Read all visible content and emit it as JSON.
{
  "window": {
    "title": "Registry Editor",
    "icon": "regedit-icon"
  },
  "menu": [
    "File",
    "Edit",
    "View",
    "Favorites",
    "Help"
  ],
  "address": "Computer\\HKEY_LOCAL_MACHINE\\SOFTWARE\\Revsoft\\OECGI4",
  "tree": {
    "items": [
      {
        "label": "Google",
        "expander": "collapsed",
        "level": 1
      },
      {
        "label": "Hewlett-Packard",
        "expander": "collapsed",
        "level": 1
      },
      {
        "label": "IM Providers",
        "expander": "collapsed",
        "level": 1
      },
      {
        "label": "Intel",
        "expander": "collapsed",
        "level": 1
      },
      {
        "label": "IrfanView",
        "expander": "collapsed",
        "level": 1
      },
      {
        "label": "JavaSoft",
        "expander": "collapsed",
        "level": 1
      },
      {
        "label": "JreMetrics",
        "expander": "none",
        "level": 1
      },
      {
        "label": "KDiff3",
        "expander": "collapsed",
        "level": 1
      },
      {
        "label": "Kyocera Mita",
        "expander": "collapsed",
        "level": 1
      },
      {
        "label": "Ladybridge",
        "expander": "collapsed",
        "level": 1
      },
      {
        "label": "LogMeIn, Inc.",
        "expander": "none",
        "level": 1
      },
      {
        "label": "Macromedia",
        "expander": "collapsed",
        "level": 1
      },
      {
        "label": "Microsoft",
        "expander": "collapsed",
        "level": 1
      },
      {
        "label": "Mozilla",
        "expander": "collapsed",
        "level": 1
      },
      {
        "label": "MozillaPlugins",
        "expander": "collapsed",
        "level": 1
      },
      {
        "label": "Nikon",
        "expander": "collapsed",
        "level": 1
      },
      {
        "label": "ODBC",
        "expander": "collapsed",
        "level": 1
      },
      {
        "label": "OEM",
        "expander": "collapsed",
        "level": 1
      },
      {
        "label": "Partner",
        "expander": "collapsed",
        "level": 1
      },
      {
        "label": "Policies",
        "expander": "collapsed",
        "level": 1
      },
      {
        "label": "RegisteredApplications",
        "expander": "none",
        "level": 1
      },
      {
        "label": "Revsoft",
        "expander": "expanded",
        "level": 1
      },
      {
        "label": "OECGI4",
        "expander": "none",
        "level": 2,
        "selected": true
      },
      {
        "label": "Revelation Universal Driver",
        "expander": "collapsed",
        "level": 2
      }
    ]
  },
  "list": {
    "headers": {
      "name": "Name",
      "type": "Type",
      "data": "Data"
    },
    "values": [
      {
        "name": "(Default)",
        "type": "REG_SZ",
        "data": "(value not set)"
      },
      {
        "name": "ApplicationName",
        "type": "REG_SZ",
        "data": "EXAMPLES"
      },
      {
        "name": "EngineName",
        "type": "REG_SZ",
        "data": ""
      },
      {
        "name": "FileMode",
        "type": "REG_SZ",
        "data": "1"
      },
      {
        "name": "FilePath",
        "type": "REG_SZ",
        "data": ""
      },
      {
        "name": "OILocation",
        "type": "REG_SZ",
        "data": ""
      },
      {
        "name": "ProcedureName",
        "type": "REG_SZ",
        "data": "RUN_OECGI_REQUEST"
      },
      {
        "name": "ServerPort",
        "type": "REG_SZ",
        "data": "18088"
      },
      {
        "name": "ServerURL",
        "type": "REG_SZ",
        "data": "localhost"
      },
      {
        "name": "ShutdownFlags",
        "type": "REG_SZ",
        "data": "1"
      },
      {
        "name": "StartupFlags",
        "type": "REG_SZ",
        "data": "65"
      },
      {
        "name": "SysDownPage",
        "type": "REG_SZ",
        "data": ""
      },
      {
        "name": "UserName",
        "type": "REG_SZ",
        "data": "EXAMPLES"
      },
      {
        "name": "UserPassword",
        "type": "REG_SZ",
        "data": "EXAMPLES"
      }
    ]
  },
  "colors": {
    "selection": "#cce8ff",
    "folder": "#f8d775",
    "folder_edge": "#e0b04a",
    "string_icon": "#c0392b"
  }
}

Problem statement: Locate each line containing the string "Revsoft" and show it.

Answer to the exercise:
  "address": "Computer\\HKEY_LOCAL_MACHINE\\SOFTWARE\\Revsoft\\OECGI4",
        "label": "Revsoft",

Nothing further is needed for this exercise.